■ 练习任务
- a) 请返回所给文段中自“肝激酶B1（LKB1）是重要”至“疫调控中的研究提供新的思路。”之间的原文，首尾两处均包括在内。
- b) 列出所给文段中提及的全部体外刺激物。

■ 所给文段
_____

肝激酶B1（LKB1）是重要的蛋白激酶，在肠道上皮细胞生理功能调节中具有重要作用。前期我们发现肠道上皮细胞特异性LKB1敲除导致小鼠肠道上皮细胞白介素-18及相关抗菌肽产生显著减少，引起小鼠促肠炎性菌群紊乱及菌群代谢物组成改变，加重小鼠对DSS诱导的急性肠炎易感性。但LKB1及其下游信号通路如何调控IL-18表达并不清楚，LKB1在肠道黏膜免疫调控中的功能也不明确。IL-18组成性表达于肠道上皮细胞，并受到精密调控。本项目假设肠道上皮细胞LKB1调控IL-18表达是直接调控和间接调控的协同作用。我们将通过结肠体外培养、肠道类器官培养，IL-22、LPS、Flagellin、Poly dA:dT等体外刺激来探讨LKB1是否直接调控IL-18表达及其机制；同时探讨LKB1是否通过肠道菌群及其代谢物间接调控IL-18表达及机制。我们的研究将为LKB1在肠道黏膜免疫调控中的研究提供新的思路。

_____

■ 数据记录
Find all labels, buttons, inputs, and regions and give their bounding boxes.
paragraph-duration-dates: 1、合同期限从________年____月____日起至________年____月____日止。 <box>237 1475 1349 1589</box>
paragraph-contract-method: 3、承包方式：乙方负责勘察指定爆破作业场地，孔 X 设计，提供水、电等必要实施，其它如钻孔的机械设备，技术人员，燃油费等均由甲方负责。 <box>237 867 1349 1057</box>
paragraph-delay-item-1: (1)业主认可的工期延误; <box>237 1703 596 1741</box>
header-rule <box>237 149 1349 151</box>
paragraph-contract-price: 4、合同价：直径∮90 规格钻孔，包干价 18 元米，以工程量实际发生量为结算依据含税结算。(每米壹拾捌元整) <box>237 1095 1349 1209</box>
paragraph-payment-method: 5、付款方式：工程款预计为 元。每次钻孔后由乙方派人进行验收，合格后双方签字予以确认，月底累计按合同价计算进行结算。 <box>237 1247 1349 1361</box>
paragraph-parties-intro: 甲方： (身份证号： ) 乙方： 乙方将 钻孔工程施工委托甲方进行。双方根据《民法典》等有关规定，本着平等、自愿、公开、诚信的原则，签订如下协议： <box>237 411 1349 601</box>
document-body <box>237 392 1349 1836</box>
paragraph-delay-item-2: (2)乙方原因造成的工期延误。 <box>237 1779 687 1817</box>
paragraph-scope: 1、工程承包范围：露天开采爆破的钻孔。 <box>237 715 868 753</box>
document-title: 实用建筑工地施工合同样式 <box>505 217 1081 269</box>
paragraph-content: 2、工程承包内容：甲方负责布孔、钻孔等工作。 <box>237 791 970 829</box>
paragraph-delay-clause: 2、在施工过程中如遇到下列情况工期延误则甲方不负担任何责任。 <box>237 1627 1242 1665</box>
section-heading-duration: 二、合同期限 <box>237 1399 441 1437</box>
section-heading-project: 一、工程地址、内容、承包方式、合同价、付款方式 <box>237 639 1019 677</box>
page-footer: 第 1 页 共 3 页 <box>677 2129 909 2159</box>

_____

■ 任务答案
- a)
肝激酶B1（LKB1）是重要的蛋白激酶，在肠道上皮细胞生理功能调节中具有重要作用。前期我们发现肠道上皮细胞特异性LKB1敲除导致小鼠肠道上皮细胞白介素-18及相关抗菌肽产生显著减少，引起小鼠促肠炎性菌群紊乱及菌群代谢物组成改变，加重小鼠对DSS诱导的急性肠炎易感性。但LKB1及其下游信号通路如何调控IL-18表达并不清楚，LKB1在肠道黏膜免疫调控中的功能也不明确。IL-18组成性表达于肠道上皮细胞，并受到精密调控。本项目假设肠道上皮细胞LKB1调控IL-18表达是直接调控和间接调控的协同作用。我们将通过结肠体外培养、肠道类器官培养，IL-22、LPS、Flagellin、Poly dA:dT等体外刺激来探讨LKB1是否直接调控IL-18表达及其机制；同时探讨LKB1是否通过肠道菌群及其代谢物间接调控IL-18表达及机制。我们的研究将为LKB1在肠道黏膜免疫调控中的研究提供新的思路。

- b) IL-22、LPS、Flagellin、Poly dA:dT